(Stored records)
+++
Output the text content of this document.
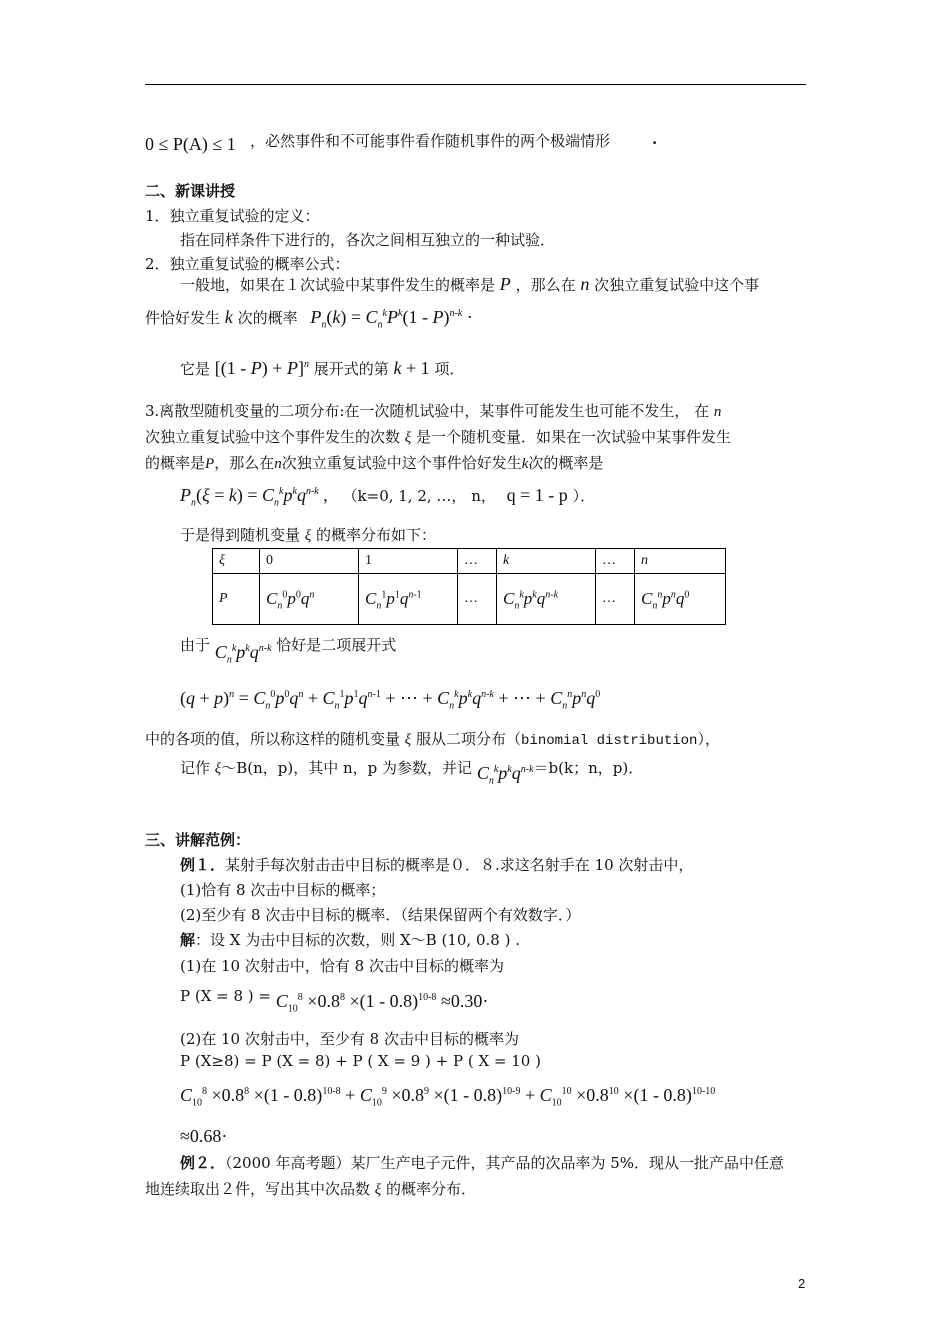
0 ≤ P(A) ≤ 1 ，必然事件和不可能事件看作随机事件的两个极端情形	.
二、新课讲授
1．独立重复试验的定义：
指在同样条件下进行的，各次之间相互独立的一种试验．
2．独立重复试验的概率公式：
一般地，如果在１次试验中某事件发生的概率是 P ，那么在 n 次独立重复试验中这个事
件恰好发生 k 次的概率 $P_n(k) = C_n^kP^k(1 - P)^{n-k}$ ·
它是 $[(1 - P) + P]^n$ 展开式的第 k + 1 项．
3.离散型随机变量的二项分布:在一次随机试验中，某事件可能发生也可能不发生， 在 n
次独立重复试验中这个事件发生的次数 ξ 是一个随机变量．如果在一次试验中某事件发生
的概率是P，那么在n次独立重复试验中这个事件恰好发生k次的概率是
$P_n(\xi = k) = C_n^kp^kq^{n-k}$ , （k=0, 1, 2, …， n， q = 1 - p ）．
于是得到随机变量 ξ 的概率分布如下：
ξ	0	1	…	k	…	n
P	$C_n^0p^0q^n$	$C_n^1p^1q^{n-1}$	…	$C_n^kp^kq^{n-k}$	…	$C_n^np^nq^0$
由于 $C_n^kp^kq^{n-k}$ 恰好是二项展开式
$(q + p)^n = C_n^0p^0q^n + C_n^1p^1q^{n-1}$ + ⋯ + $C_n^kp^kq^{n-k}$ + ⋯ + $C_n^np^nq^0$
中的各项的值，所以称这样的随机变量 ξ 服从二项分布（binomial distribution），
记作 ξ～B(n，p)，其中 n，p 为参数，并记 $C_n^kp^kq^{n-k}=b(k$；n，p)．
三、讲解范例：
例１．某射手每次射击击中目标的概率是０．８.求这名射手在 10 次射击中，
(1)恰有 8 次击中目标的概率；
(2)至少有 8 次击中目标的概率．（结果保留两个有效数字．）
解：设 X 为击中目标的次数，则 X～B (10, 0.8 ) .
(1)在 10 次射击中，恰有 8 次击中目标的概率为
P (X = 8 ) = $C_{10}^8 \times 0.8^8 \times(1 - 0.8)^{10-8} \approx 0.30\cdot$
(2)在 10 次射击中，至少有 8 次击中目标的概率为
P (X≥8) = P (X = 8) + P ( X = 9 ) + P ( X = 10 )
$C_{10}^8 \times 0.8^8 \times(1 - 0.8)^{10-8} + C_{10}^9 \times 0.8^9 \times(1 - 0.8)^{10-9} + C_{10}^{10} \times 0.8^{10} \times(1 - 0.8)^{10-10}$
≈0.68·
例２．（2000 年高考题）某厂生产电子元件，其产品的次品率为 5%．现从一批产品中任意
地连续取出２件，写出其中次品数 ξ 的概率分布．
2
+++
- _YOUR TASK_
Every line holding "次射击中" should be copied out.

- _EXERCISE RESPONSE_
例１．某射手每次射击击中目标的概率是０．８.求这名射手在 10 次射击中，
(1)在 10 次射击中，恰有 8 次击中目标的概率为
(2)在 10 次射击中，至少有 8 次击中目标的概率为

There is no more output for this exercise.